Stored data

--- --- ---

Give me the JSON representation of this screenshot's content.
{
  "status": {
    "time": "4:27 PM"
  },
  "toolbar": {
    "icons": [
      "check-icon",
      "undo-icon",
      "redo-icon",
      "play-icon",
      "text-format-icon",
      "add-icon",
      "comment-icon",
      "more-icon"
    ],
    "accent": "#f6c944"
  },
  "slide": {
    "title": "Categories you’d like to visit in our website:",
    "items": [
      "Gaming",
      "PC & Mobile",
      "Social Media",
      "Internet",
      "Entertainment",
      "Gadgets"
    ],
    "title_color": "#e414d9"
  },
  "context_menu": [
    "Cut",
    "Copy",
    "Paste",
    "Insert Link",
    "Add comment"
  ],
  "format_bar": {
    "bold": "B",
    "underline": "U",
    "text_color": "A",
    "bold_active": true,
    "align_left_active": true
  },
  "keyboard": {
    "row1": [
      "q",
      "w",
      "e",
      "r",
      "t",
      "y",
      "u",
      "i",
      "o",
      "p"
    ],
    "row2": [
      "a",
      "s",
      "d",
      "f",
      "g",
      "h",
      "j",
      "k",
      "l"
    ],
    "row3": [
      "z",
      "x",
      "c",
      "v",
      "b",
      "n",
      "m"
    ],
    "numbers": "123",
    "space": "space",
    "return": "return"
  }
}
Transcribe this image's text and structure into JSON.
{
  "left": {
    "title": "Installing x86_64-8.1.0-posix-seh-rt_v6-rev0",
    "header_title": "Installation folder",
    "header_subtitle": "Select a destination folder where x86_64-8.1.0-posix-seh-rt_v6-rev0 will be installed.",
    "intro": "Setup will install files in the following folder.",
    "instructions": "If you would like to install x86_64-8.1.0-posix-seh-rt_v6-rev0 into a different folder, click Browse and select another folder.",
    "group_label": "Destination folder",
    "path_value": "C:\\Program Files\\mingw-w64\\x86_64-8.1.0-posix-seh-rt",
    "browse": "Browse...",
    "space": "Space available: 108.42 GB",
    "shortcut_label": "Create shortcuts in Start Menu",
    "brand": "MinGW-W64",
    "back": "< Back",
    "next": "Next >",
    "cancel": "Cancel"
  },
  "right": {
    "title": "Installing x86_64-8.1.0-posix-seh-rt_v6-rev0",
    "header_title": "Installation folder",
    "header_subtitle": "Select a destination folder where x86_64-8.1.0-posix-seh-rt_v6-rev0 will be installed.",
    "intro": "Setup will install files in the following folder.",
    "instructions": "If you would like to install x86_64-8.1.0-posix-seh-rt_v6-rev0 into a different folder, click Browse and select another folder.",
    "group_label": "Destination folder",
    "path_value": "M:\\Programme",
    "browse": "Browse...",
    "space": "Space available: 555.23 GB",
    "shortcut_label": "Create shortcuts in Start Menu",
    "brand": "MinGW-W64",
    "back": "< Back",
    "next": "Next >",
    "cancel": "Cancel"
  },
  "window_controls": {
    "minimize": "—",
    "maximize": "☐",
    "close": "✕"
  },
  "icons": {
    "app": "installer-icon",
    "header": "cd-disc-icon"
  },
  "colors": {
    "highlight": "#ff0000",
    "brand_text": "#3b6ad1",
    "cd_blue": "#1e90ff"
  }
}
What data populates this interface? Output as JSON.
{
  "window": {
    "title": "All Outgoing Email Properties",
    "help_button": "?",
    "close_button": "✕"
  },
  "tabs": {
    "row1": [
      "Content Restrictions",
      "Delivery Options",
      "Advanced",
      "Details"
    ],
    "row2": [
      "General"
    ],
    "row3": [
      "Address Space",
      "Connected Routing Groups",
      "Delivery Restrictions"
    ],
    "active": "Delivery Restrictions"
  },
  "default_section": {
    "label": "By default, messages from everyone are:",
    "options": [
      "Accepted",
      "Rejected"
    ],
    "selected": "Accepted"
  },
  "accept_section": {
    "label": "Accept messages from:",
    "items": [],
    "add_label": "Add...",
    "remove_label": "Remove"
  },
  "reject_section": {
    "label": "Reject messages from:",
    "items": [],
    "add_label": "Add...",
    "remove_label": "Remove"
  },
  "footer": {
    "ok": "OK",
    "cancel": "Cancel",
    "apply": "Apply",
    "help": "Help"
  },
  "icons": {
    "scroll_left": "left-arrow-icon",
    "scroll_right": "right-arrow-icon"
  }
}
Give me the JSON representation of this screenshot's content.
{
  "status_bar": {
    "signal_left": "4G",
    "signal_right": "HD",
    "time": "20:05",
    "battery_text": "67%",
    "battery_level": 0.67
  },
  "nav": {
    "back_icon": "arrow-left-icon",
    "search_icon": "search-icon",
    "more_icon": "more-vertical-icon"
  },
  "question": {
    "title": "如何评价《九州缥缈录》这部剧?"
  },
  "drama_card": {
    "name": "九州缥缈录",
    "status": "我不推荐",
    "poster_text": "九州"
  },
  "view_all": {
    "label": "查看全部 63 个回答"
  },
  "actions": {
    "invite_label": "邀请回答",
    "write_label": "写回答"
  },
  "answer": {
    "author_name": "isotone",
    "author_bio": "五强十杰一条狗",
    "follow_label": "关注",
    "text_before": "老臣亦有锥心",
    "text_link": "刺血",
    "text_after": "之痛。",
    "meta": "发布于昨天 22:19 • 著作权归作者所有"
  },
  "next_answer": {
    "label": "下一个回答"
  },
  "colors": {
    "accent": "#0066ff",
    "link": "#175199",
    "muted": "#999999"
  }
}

--- --- ---

▶ [The exercise]:
Pick out each line that holds the string "JSON".

▶ [Solved exercise]:
Give me the JSON representation of this screenshot's content.
Transcribe this image's text and structure into JSON.
What data populates this interface? Output as JSON.
Give me the JSON representation of this screenshot's content.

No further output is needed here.